Problem details:
Look through the data below. Collect every line where the word "color" occurs.

(Structured figure records)
____

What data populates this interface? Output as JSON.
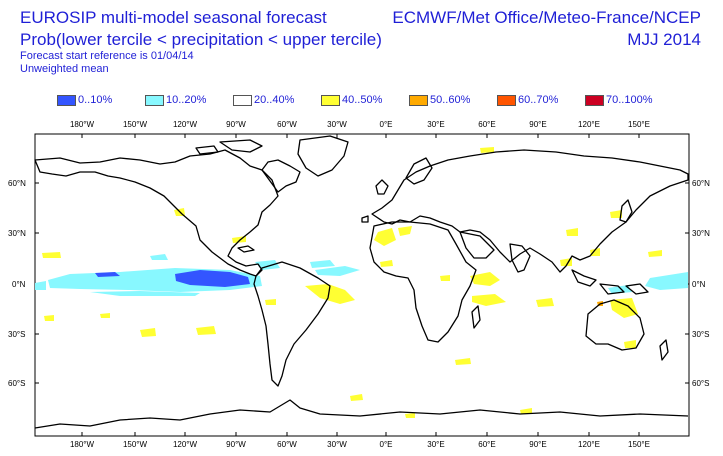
{
  "header": {
    "title_line1": "EUROSIP multi-model seasonal forecast",
    "title_line2": "Prob(lower tercile < precipitation < upper tercile)",
    "subtitle_line1": "Forecast start reference is 01/04/14",
    "subtitle_line2": "Unweighted mean",
    "centres": "ECMWF/Met Office/Meteo-France/NCEP",
    "period": "MJJ 2014"
  },
  "legend": [
    {
      "label": "0..10%",
      "color": "#3355ff"
    },
    {
      "label": "10..20%",
      "color": "#88f8ff"
    },
    {
      "label": "20..40%",
      "color": "#ffffff"
    },
    {
      "label": "40..50%",
      "color": "#ffff33"
    },
    {
      "label": "50..60%",
      "color": "#ffaa00"
    },
    {
      "label": "60..70%",
      "color": "#ff5500"
    },
    {
      "label": "70..100%",
      "color": "#cc0022"
    }
  ],
  "axes": {
    "lon_labels": [
      "180°W",
      "150°W",
      "120°W",
      "90°W",
      "60°W",
      "30°W",
      "0°E",
      "30°E",
      "60°E",
      "90°E",
      "120°E",
      "150°E"
    ],
    "lat_labels": [
      "60°N",
      "30°N",
      "0°N",
      "30°S",
      "60°S"
    ]
  }
}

____

Written reply:
      "color": "#3355ff"
      "color": "#88f8ff"
      "color": "#ffffff"
      "color": "#ffff33"
      "color": "#ffaa00"
      "color": "#ff5500"
      "color": "#cc0022"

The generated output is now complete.